→ **CHALLENGE**: Identify every line in the records below that contains the word "icon", and copy each of those lines.

-- start of SUPPLIED RECORDS --

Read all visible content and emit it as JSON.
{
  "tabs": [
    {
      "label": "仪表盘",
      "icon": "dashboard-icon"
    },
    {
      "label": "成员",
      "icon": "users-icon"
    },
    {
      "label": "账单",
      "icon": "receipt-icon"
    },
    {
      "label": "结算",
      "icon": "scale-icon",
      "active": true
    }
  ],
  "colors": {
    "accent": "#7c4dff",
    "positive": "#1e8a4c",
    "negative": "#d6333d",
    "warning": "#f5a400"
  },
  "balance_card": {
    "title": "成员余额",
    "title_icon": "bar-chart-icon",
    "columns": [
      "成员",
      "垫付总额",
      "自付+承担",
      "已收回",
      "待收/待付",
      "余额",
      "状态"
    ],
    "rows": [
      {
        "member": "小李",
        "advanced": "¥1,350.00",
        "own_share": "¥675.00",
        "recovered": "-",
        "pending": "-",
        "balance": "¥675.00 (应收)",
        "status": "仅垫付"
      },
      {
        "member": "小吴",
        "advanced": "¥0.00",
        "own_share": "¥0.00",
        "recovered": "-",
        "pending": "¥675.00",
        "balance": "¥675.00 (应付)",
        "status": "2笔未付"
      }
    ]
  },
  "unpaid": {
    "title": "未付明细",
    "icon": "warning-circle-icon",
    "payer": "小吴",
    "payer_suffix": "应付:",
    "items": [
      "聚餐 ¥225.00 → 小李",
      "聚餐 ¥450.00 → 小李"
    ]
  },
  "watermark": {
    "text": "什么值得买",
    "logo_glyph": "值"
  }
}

-- end of SUPPLIED RECORDS --

→ **TASK OUTPUT**:
      "icon": "dashboard-icon"
      "icon": "users-icon"
      "icon": "receipt-icon"
      "icon": "scale-icon",
    "title_icon": "bar-chart-icon",
    "icon": "warning-circle-icon",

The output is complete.